═════ Data shown ═════

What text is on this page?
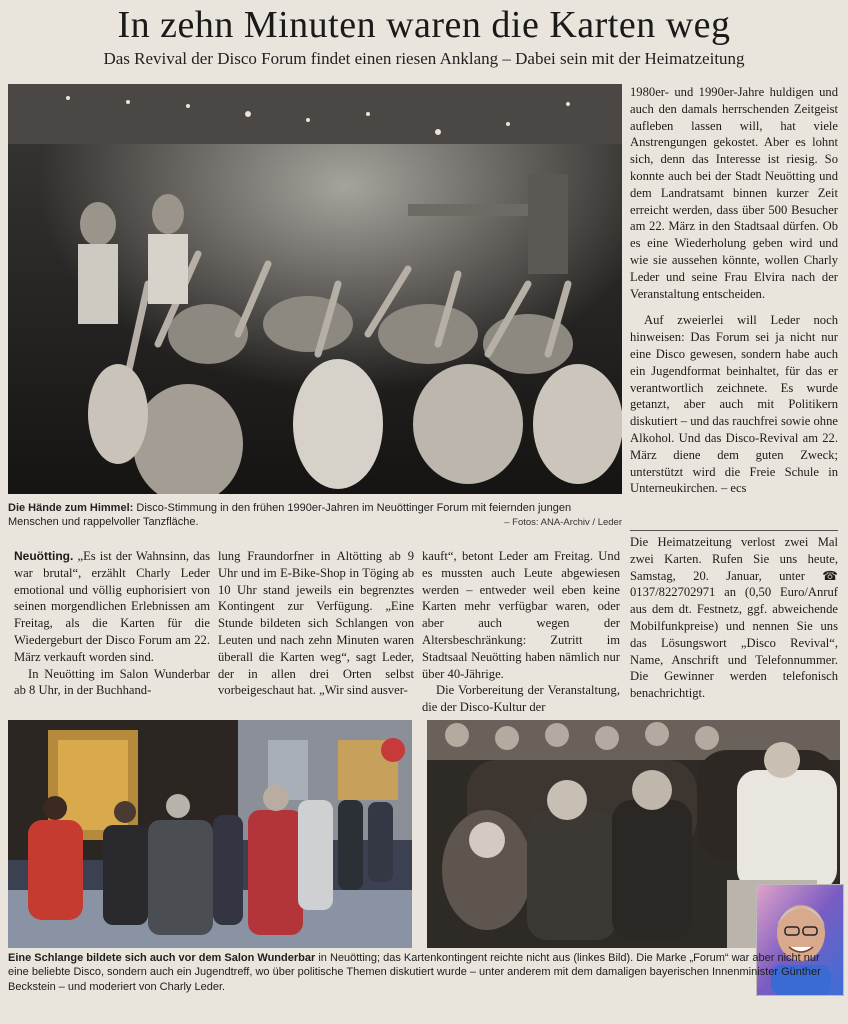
In zehn Minuten waren die Karten weg
Das Revival der Disco Forum findet einen riesen Anklang – Dabei sein mit der Heimatzeitung
Die Hände zum Himmel: Disco-Stimmung in den frühen 1990er-Jahren im Neuöttinger Forum mit feiernden jungen Menschen und rappelvoller Tanzfläche.	– Fotos: ANA-Archiv / Leder

1980er- und 1990er-Jahre huldigen und auch den damals herrschenden Zeitgeist aufleben lassen will, hat viele Anstrengungen gekostet. Aber es lohnt sich, denn das Interesse ist riesig. So konnte auch bei der Stadt Neuötting und dem Landratsamt binnen kurzer Zeit erreicht werden, dass über 500 Besucher am 22. März in den Stadtsaal dürfen. Ob es eine Wiederholung geben wird und wie sie aussehen könnte, wollen Charly Leder und seine Frau Elvira nach der Veranstaltung entscheiden.

Auf zweierlei will Leder noch hinweisen: Das Forum sei ja nicht nur eine Disco gewesen, sondern habe auch ein Jugendformat beinhaltet, für das er verantwortlich zeichnete. Es wurde getanzt, aber auch mit Politikern diskutiert – und das rauchfrei sowie ohne Alkohol. Und das Disco-Revival am 22. März diene dem guten Zweck; unterstützt wird die Freie Schule in Unterneukirchen. – ecs

Die Heimatzeitung verlost zwei Mal zwei Karten. Rufen Sie uns heute, Samstag, 20. Januar, unter ☎ 0137/822702971 an (0,50 Euro/Anruf aus dem dt. Festnetz, ggf. abweichende Mobilfunkpreise) und nennen Sie uns das Lösungswort „Disco Revival“, Name, Anschrift und Telefonnummer. Die Gewinner werden telefonisch benachrichtigt.

Neuötting. „Es ist der Wahnsinn, das war brutal“, erzählt Charly Leder emotional und völlig euphorisiert von seinen morgendlichen Erlebnissen am Freitag, als die Karten für die Wiedergeburt der Disco Forum am 22. März verkauft worden sind.

In Neuötting im Salon Wunderbar ab 8 Uhr, in der Buchhand-

lung Fraundorfner in Altötting ab 9 Uhr und im E-Bike-Shop in Töging ab 10 Uhr stand jeweils ein begrenztes Kontingent zur Verfügung. „Eine Stunde bildeten sich Schlangen von Leuten und nach zehn Minuten waren überall die Karten weg“, sagt Leder, der in allen drei Orten selbst vorbeigeschaut hat. „Wir sind ausver-

kauft“, betont Leder am Freitag. Und es mussten auch Leute abgewiesen werden – entweder weil eben keine Karten mehr verfügbar waren, oder aber auch wegen der Altersbeschränkung: Zutritt im Stadtsaal Neuötting haben nämlich nur über 40-Jährige.

Die Vorbereitung der Veranstaltung, die der Disco-Kultur der

Eine Schlange bildete sich auch vor dem Salon Wunderbar in Neuötting; das Kartenkontingent reichte nicht aus (linkes Bild). Die Marke „Forum“ war aber nicht nur eine beliebte Disco, sondern auch ein Jugendtreff, wo über politische Themen diskutiert wurde – unter anderem mit dem damaligen bayerischen Innenminister Günther Beckstein – und moderiert von Charly Leder.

═════

* Goal
Scan the lines for the string "Minuten". Copy out each line that matches.

* Exercise answer
In zehn Minuten waren die Karten weg
lung Fraundorfner in Altötting ab 9 Uhr und im E-Bike-Shop in Töging ab 10 Uhr stand jeweils ein begrenztes Kontingent zur Verfügung. „Eine Stunde bildeten sich Schlangen von Leuten und nach zehn Minuten waren überall die Karten weg“, sagt Leder, der in allen drei Orten selbst vorbeigeschaut hat. „Wir sind ausver-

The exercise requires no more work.